- _Instruction_: Pull every "clínica" line out of the data below.

- _Listing_:
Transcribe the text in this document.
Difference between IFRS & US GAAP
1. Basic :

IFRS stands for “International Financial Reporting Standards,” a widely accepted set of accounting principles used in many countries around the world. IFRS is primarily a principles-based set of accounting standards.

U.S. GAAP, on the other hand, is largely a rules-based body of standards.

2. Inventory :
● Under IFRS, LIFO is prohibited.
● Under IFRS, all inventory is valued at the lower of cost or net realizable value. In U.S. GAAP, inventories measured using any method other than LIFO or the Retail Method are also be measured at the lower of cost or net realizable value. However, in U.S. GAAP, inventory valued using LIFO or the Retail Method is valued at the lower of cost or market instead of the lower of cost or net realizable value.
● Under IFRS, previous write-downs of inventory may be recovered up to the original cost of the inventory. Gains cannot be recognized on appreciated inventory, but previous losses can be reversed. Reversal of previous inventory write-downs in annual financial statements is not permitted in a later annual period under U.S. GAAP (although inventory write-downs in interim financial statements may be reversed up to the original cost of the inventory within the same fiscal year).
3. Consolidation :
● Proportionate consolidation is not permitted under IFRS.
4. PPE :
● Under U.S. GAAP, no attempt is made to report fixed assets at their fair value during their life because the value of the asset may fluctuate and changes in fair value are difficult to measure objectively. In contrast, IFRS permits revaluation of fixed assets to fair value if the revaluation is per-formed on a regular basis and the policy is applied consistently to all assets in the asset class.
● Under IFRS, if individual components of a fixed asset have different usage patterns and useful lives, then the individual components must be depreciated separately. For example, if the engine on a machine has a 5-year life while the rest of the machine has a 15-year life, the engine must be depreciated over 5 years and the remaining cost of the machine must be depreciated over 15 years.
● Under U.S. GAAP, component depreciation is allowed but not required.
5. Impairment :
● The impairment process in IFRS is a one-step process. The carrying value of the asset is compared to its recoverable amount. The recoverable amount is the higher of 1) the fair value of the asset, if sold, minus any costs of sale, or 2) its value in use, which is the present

--

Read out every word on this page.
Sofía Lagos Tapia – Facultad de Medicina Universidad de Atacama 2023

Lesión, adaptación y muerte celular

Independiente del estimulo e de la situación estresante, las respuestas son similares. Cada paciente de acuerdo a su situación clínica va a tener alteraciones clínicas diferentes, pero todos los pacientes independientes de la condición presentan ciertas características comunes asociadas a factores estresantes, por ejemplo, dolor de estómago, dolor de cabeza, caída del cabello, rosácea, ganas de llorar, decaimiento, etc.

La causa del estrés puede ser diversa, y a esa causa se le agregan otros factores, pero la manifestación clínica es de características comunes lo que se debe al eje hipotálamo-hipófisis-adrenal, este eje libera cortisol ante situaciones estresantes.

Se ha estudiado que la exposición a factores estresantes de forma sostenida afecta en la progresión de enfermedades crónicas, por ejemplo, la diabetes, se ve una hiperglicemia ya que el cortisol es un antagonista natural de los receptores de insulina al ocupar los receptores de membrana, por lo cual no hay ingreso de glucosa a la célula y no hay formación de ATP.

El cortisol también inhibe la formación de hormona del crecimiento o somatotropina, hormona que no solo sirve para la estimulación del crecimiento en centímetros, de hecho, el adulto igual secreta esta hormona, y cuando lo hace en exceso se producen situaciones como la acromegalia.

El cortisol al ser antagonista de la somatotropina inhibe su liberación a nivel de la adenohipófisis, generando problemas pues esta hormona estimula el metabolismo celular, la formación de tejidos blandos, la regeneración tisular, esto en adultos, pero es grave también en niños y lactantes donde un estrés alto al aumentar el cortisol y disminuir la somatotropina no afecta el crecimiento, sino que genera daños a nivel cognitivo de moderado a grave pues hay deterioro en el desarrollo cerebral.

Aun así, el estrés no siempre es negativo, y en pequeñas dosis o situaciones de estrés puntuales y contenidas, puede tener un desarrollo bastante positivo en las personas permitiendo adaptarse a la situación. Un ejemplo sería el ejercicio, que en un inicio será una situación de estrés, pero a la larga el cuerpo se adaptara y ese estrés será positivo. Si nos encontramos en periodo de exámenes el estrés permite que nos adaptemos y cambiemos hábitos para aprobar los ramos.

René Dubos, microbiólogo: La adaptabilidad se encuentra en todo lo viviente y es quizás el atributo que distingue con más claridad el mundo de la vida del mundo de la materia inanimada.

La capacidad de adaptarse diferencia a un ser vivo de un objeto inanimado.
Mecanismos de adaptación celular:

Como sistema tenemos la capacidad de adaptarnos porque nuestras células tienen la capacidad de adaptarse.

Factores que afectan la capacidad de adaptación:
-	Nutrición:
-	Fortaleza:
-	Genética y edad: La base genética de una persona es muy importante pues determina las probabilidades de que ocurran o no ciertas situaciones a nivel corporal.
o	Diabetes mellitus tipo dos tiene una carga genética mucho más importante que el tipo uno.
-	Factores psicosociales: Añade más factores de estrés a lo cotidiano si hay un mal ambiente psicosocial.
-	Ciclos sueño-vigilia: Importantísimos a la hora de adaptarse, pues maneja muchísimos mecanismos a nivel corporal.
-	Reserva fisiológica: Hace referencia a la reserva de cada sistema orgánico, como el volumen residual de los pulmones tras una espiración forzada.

--

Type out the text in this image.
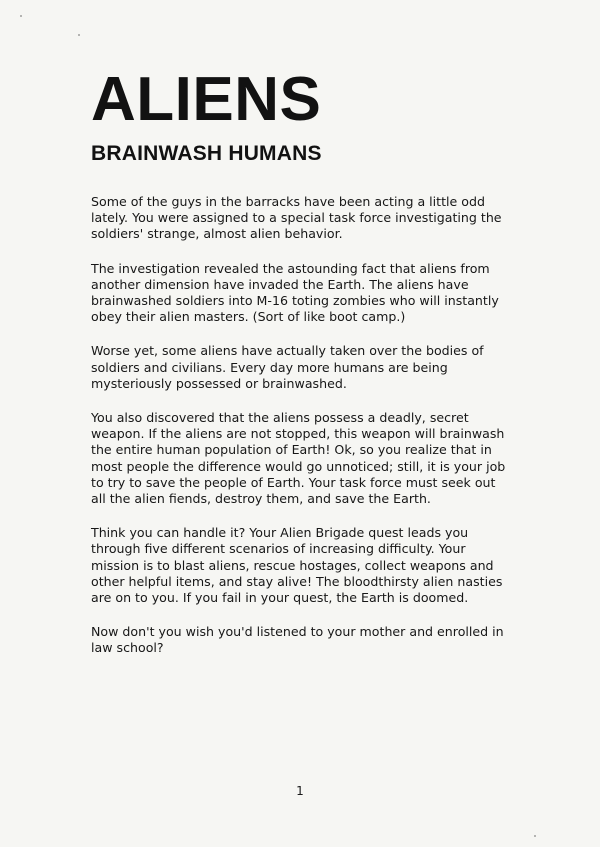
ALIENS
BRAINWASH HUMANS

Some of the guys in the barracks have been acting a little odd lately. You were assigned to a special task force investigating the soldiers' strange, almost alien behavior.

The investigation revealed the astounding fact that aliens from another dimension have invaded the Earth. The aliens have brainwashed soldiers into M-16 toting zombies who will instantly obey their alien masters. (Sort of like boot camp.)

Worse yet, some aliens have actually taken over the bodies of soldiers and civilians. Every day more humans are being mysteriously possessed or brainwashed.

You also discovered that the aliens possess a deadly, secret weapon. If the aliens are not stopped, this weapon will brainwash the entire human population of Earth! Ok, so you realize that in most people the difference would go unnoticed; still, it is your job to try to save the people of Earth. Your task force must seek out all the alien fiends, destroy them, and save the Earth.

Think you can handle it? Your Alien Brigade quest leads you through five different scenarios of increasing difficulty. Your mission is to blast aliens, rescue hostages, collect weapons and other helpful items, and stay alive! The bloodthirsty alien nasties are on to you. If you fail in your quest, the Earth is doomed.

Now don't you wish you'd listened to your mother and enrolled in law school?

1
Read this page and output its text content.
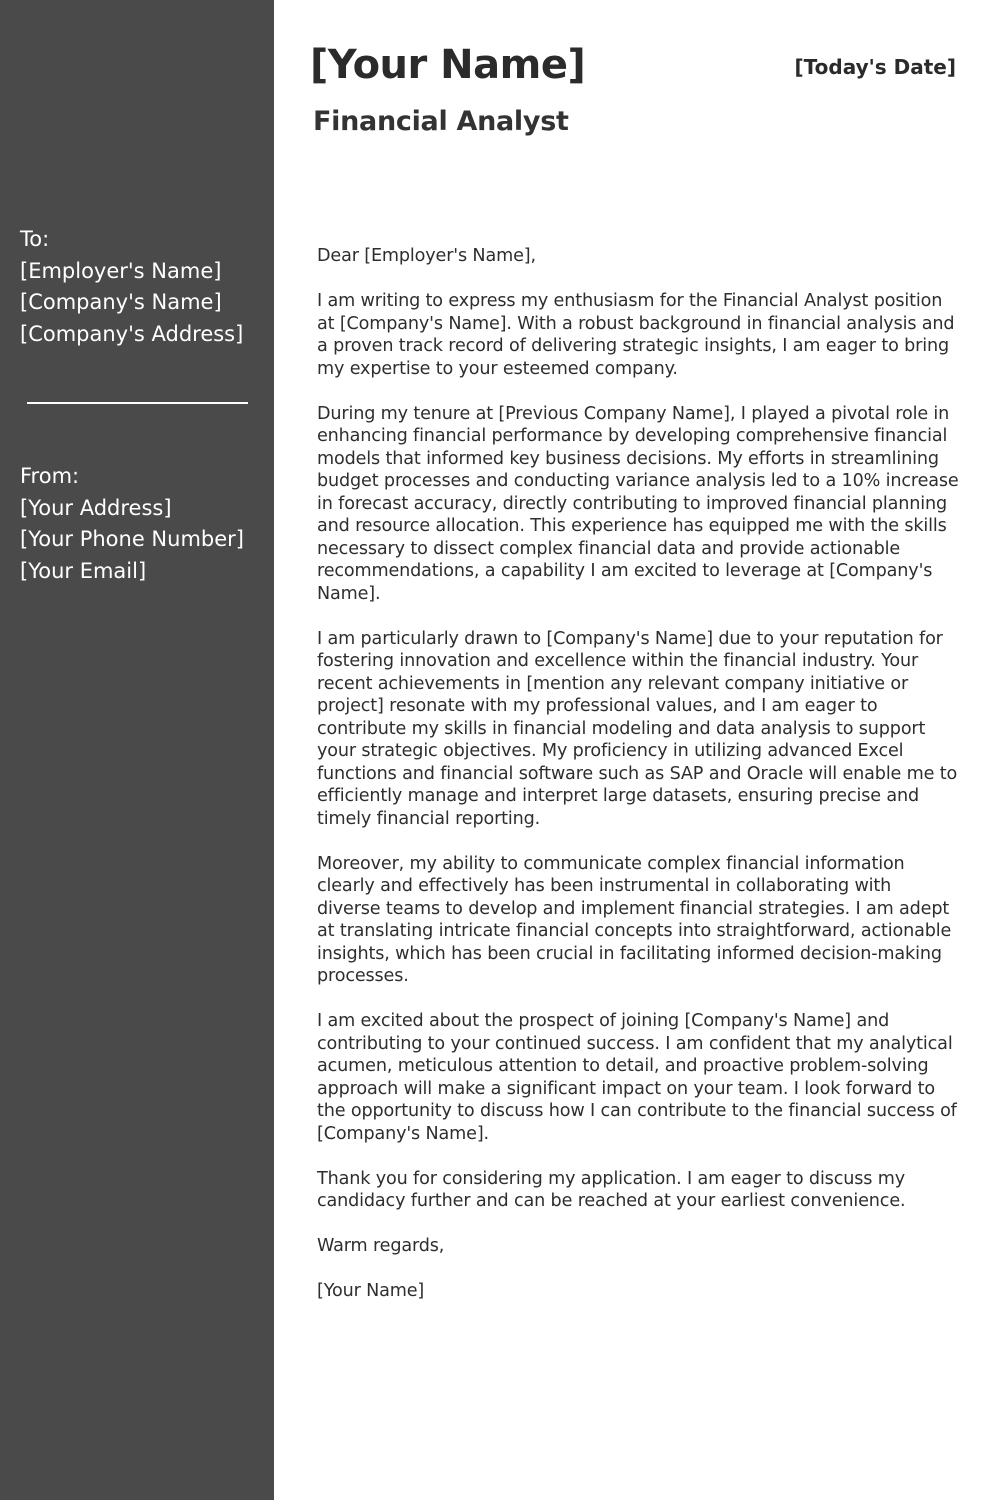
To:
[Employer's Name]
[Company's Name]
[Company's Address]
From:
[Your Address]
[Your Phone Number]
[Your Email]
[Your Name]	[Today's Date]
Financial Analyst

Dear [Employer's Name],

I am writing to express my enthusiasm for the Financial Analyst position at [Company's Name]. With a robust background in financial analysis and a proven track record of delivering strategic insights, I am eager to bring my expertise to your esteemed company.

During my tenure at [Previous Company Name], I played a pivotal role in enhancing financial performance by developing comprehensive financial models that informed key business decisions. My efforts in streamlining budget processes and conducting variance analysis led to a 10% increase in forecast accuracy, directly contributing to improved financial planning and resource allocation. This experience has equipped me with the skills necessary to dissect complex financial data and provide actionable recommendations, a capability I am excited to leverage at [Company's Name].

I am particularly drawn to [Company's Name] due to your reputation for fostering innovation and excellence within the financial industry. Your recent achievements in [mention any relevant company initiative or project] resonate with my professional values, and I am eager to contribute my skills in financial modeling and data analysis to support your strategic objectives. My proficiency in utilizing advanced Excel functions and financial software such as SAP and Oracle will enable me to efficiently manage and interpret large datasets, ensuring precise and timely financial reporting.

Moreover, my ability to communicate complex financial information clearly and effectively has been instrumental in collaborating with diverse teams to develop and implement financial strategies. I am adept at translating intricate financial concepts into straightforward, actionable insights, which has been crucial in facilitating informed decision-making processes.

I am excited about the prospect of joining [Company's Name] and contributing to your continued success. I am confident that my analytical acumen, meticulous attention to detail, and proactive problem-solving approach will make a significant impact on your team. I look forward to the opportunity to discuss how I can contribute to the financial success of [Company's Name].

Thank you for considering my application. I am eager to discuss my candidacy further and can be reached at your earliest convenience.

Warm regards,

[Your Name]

- _Full answer_:
Independiente del estimulo e de la situación estresante, las respuestas son similares. Cada paciente de acuerdo a su situación clínica va a tener alteraciones clínicas diferentes, pero todos los pacientes independientes de la condición presentan ciertas características comunes asociadas a factores estresantes, por ejemplo, dolor de estómago, dolor de cabeza, caída del cabello, rosácea, ganas de llorar, decaimiento, etc.
La causa del estrés puede ser diversa, y a esa causa se le agregan otros factores, pero la manifestación clínica es de características comunes lo que se debe al eje hipotálamo-hipófisis-adrenal, este eje libera cortisol ante situaciones estresantes.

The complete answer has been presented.